■ Given passage ■
******

# Tinkerbell Cancelled



## disneygogetter

I saw this online "In addition to the six feature-length Tinker Bell films, Disney also had plans for a seventh and an eighth film. Both films were cancelled in October 2013, during the production on the seventh film, reportedly due to declining DVD sales and disappointing merchandise sales."

Why does Disney do this? I loved the Tinkerbell series and know other fans did too. Do you think it got cancelled not just because of sales but due to other series like Tangled, Brave, and Frozen being so popular?


----------



## WyldLynx

That hurts I love Tink and have bought most of the movies. I would love to have a few more Tink movies. Unfortunately it is all about the $$


----------



## vladimir p

WHAT!! this can't be, IT CANNOT BE!!!!!!!
seriously? no more fawn movie, i truly believe this tinkerbell series was some of the best things disney had, saddly under rated.


----------



## OlaftheSnowman

TINKERBELL is the best movie series EVER!!!!
It is for children and adults.

******

■ Extracted information ■
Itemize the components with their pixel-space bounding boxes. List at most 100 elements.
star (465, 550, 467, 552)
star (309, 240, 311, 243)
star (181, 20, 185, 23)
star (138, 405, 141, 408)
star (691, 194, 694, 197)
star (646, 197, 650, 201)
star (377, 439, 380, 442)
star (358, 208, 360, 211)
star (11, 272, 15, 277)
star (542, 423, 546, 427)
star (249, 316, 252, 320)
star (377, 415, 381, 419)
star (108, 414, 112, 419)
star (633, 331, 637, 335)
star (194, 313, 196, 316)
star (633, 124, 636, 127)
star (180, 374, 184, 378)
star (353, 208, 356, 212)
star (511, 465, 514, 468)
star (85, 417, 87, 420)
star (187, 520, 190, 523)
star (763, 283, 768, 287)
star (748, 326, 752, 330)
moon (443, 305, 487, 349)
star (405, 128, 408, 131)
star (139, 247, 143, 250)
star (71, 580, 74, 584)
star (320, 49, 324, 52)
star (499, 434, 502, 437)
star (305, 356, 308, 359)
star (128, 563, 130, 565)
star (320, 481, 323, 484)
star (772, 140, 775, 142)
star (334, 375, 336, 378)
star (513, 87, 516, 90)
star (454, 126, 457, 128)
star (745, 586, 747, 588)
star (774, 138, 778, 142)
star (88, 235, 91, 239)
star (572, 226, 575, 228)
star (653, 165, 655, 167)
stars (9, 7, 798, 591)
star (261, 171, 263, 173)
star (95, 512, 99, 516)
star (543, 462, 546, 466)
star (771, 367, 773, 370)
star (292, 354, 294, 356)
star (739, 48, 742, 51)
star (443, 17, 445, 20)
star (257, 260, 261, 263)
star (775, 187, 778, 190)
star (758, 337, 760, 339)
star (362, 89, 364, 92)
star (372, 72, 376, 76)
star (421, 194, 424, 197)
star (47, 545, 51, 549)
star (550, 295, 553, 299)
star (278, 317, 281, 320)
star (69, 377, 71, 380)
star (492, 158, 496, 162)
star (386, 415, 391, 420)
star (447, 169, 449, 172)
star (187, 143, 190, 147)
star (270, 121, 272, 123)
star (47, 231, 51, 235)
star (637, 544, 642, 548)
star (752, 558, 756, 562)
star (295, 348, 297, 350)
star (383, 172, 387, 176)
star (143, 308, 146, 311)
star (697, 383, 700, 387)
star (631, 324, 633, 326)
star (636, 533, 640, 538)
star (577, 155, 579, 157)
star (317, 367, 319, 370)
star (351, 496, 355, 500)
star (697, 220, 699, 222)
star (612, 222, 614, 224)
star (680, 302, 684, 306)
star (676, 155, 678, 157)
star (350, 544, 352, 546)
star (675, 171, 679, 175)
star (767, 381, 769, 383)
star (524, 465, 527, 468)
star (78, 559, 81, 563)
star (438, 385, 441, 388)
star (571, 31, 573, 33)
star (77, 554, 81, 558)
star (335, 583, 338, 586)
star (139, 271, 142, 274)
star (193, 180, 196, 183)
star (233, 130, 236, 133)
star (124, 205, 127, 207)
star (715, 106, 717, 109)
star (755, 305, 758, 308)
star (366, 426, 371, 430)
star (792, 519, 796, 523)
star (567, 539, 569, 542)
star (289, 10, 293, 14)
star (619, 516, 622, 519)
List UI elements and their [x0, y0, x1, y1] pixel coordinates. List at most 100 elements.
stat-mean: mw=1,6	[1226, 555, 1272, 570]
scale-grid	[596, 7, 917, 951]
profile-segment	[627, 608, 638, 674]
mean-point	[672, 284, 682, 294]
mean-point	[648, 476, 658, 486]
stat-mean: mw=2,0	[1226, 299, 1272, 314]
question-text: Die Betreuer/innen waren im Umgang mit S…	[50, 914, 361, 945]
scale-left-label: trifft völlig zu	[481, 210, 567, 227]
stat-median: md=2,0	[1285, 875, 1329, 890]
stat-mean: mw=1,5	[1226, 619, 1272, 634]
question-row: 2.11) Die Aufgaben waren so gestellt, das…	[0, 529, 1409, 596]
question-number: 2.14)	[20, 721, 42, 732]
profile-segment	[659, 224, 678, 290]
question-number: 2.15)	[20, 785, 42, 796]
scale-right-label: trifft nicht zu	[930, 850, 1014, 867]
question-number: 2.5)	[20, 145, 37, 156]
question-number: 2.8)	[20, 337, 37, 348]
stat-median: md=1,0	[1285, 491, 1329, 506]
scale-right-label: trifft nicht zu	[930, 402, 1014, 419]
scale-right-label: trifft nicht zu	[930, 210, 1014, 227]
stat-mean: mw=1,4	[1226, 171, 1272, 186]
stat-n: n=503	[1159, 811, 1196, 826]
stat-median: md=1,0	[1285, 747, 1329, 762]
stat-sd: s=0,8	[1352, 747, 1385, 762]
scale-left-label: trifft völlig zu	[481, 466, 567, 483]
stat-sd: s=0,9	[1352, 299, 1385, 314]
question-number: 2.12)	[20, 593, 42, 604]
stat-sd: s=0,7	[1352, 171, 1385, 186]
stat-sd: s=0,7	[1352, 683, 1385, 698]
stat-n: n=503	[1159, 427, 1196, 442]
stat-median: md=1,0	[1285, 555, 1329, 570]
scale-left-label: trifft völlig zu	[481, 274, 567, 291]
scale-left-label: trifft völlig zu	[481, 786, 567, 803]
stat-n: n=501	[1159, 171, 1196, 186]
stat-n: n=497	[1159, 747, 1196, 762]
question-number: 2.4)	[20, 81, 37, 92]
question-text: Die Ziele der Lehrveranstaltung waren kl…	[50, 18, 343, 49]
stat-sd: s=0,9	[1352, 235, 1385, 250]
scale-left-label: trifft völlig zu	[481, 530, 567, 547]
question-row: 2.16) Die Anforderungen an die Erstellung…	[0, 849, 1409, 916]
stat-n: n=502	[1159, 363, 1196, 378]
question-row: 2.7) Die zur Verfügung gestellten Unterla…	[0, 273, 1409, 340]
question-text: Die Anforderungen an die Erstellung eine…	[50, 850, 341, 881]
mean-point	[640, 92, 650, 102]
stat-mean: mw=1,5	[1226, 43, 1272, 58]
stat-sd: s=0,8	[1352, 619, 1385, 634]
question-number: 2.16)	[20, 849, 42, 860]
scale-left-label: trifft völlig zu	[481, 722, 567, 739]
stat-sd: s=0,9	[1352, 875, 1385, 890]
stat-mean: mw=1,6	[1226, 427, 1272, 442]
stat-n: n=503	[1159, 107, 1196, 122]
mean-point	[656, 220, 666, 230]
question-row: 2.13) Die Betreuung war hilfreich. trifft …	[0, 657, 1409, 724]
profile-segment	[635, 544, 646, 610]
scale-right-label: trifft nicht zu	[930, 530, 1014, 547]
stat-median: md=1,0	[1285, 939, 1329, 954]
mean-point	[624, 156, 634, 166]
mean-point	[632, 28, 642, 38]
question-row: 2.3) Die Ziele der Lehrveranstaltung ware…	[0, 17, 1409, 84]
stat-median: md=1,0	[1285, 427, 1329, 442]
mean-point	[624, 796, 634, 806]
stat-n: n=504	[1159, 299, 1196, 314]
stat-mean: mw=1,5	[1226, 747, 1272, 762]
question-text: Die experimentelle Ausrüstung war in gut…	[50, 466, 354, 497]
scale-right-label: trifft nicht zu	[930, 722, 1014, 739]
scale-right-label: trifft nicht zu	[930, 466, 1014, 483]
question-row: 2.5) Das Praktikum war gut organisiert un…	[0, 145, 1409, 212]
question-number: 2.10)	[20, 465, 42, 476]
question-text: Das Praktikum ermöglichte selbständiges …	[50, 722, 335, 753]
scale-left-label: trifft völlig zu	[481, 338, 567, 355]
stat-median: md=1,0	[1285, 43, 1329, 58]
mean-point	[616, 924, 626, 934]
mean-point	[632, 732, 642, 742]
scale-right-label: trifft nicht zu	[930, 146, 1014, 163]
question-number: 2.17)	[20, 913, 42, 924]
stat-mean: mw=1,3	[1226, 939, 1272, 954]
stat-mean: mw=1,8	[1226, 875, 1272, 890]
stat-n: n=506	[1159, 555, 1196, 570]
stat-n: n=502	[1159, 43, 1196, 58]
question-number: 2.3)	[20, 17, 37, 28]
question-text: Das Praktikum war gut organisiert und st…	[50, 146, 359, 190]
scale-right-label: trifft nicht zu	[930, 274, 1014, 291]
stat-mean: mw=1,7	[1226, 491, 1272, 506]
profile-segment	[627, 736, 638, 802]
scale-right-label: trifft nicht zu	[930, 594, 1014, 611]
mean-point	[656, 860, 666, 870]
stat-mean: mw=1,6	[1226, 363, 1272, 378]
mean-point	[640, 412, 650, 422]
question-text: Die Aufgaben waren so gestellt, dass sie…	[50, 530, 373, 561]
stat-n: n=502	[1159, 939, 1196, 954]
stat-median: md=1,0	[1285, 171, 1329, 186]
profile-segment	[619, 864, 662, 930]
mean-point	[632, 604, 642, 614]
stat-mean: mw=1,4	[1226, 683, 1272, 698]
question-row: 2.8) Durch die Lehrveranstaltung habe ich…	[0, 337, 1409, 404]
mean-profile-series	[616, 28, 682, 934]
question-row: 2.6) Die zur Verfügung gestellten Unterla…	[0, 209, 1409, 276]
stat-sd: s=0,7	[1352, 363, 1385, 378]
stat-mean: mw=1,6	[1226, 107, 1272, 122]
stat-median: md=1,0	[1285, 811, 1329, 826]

******

■ Problems to work on ■
• A. In the Tinker Bell thread, when were the seventh and eighth films cancelled?
• B. Please reproduce a section of the Tinker Bell thread, starting with "WHAT!! this can't" and going on through "children and adults.".
• C. Go on with the Tinker Bell thread from the point where it stops.
The records come from another source.

■ Task answers ■
• A. October 2013.

• B.
WHAT!! this can't be, IT CANNOT BE!!!!!!!
seriously? no more fawn movie, i truly believe this tinkerbell series was some of the best things disney had, saddly under rated.


----------



## OlaftheSnowman

TINKERBELL is the best movie series EVER!!!!
It is for children and adults.

• C.
My family loves to sit and watch the movies.TINK will be missed


----------



## sunnyfamily

OlaftheSnowman said:


> TINKERBELL is the best movie series EVER!!!! It is for children and adults. My family loves to sit and watch the movies.TINK will be missed



So very true! My family enjoys watch tink:/


----------



## TooExcitedCantSleep

Do you have a source? I hadn't heard this until now. The new Pirate Fairy movie will air soon on the Disney channel.....all the fairies including Tink will be featured.


----------



## old lady

I don't know if they got cancelled or people were not buying them anymore.


----------



## disneygogetter

Here's the source article about the cancellation - http://animationguildblog.blogspot.com/2013/10/at-diz-toons.html


----------



## disneygogetter

TooExcitedCantSleep said:


> Do you have a source? I hadn't heard this until now. The new Pirate Fairy movie will air soon on the Disney channel.....all the fairies including Tink will be featured.



Source - http://animationguildblog.blogspot.com/2013/10/at-diz-toons.html


----------



## TooExcitedCantSleep

disneygogetter said:


> Source - http://animationguildblog.blogspot.com/2013/10/at-diz-toons.html


Hey- thanks for this......this is a pretty cool blog too! I can't believe it.......I seriously thought Tink and Friends were doing well especially with the new Pirate Fairy coming on board. I cannot understand how Disney can cut this for more PLANES!!!!!!  Well- there is always a chance that Disney will revisit Tink because because she is timeless and will always be a part of classic Disney.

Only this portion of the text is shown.